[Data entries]
---

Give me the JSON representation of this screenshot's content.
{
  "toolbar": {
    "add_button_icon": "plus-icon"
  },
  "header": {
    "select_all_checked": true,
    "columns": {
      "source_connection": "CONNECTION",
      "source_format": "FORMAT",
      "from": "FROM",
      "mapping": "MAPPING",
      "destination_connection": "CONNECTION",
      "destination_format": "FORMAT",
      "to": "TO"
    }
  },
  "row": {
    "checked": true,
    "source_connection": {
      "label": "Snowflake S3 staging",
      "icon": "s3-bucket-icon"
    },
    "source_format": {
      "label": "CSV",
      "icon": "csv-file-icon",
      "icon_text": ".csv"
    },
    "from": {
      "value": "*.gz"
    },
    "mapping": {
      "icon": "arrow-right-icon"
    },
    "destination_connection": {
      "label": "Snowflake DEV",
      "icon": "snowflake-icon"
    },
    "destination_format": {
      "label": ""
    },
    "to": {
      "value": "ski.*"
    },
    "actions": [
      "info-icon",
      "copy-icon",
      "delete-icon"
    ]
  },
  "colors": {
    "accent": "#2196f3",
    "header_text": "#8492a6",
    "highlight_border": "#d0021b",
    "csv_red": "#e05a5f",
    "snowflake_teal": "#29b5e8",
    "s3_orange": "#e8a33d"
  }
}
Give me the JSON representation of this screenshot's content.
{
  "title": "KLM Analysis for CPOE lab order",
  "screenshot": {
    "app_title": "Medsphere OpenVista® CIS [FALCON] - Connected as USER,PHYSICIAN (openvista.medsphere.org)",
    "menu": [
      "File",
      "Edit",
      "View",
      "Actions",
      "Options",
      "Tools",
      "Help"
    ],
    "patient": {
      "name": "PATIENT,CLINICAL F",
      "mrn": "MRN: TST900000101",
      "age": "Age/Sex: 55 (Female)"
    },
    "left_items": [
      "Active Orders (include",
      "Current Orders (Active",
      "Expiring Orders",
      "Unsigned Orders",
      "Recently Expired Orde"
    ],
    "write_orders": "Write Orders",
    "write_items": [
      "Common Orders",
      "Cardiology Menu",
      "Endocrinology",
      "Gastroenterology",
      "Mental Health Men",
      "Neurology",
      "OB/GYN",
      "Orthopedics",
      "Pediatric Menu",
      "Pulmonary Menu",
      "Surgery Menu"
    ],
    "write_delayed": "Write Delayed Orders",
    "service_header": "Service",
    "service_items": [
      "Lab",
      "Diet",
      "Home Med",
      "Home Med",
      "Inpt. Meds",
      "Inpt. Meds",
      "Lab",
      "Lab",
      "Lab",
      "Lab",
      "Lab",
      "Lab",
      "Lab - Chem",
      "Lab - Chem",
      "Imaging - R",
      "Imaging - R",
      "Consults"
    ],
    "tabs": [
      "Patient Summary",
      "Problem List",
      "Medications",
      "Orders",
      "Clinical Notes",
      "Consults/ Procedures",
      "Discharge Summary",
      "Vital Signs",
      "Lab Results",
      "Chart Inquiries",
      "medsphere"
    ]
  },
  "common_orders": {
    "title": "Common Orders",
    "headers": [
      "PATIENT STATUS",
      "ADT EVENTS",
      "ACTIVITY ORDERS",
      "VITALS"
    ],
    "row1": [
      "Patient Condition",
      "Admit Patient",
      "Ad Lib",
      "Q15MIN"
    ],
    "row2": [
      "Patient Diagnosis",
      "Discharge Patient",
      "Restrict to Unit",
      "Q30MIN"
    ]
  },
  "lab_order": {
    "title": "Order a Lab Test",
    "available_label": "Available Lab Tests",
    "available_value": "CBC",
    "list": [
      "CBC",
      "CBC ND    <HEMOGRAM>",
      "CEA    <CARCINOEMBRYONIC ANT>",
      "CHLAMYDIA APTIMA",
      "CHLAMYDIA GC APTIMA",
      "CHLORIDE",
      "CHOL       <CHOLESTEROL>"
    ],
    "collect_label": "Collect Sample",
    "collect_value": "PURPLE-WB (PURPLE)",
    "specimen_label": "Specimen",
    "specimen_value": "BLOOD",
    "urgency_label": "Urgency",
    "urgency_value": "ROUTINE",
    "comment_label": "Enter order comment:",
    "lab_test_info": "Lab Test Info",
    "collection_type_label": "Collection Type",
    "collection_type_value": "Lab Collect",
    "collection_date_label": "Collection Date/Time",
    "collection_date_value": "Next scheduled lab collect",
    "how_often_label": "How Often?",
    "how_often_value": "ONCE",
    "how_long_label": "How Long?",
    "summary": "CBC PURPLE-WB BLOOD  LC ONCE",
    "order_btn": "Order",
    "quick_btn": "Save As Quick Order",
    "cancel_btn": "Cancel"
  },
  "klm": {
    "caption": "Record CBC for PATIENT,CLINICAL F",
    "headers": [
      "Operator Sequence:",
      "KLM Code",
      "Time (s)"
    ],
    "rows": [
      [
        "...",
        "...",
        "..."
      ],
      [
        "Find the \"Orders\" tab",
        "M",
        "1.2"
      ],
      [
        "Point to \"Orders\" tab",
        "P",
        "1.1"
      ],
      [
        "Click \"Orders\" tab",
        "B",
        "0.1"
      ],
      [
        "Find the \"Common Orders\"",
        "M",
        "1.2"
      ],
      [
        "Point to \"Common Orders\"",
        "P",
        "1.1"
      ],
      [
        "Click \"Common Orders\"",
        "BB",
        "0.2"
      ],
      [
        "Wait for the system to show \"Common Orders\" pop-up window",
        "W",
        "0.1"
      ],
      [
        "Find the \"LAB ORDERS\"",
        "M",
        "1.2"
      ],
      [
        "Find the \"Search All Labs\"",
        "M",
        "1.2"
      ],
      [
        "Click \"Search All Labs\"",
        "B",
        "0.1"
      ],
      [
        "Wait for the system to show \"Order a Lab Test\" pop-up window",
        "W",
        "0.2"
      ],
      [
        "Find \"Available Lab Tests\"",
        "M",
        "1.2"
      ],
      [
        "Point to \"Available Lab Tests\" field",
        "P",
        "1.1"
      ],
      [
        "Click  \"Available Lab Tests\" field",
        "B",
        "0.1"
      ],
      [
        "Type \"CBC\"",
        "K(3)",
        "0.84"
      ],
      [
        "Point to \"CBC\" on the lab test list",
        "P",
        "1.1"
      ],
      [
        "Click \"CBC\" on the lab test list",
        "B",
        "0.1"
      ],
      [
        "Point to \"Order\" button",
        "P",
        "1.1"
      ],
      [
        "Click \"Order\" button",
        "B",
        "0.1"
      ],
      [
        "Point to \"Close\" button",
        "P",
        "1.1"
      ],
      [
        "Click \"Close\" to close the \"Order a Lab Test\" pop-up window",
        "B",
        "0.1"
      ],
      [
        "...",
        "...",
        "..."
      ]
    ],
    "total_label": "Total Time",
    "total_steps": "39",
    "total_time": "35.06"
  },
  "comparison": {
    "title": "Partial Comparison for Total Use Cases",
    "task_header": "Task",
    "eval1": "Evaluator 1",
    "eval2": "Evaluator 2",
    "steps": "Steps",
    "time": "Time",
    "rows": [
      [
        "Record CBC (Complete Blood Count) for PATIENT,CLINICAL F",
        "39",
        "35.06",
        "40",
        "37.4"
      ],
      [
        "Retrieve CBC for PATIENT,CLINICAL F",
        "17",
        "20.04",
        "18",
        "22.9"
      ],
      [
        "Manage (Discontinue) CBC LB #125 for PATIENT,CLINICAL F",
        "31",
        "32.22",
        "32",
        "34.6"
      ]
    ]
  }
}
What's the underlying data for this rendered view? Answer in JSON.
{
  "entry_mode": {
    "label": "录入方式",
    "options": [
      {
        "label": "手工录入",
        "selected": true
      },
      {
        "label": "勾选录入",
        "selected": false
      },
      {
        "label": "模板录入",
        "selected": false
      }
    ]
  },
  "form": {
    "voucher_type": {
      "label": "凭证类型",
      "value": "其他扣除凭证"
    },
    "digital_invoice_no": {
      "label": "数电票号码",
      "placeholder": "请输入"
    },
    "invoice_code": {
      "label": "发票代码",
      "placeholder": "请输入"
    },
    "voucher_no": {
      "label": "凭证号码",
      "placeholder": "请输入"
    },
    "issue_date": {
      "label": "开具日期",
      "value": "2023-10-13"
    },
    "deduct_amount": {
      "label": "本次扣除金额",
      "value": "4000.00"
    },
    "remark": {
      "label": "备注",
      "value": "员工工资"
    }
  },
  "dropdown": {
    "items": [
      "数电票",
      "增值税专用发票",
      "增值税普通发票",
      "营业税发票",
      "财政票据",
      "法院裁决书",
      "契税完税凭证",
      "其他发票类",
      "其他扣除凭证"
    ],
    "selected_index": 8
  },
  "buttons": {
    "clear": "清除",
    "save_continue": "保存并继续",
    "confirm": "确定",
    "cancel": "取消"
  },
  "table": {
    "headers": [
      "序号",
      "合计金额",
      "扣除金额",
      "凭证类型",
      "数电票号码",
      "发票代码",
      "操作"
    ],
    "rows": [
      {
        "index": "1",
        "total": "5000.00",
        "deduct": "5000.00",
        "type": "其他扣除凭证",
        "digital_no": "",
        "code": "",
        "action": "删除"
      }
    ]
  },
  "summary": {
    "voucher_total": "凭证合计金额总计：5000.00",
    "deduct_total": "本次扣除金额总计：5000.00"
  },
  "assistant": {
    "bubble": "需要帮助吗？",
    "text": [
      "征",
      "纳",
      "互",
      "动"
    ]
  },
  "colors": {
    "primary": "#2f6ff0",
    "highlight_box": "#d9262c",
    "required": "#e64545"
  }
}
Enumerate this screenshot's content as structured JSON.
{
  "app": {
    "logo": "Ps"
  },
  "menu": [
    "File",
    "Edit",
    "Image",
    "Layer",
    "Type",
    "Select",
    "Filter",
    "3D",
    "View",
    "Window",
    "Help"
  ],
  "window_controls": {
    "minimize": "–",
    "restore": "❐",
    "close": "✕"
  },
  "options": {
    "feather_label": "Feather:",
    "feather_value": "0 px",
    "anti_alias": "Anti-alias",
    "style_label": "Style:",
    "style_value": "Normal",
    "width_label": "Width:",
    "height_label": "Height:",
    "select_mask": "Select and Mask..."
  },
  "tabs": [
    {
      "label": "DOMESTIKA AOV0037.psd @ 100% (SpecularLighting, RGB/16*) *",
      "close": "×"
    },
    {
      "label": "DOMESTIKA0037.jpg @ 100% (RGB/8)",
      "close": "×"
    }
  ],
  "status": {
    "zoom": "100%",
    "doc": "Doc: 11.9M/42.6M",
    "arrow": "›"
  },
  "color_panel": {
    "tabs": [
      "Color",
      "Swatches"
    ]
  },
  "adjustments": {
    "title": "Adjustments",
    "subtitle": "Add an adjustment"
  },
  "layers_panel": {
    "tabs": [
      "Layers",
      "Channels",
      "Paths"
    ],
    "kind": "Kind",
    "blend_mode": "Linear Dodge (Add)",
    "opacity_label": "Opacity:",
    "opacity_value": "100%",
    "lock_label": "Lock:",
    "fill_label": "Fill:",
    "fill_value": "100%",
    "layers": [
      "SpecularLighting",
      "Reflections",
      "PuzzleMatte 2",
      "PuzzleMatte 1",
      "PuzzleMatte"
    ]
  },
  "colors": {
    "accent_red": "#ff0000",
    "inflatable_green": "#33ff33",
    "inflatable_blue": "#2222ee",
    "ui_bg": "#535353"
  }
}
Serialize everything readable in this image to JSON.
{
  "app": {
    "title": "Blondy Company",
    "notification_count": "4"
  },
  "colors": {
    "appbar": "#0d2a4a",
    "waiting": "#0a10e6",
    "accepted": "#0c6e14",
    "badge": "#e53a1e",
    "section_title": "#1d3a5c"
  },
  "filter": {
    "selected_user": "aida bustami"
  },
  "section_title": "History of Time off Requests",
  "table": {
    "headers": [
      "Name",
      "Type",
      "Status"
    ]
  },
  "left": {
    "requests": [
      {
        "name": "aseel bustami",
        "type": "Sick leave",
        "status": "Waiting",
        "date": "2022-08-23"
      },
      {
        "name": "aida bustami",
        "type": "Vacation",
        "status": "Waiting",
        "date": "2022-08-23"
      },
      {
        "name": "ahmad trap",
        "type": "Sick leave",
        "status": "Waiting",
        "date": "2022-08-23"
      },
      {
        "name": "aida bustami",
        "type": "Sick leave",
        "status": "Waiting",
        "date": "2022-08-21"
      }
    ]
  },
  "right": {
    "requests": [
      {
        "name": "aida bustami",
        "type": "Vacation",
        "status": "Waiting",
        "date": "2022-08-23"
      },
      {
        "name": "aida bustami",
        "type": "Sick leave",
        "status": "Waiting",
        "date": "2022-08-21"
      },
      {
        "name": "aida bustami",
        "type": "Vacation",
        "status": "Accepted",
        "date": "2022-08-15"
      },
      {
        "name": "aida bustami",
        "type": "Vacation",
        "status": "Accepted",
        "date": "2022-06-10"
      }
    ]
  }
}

---

OBJECTIVE:
Of the lines in the records, how many contain the word "Tests"? Answer with the number and nothing else.

ANSWER:
4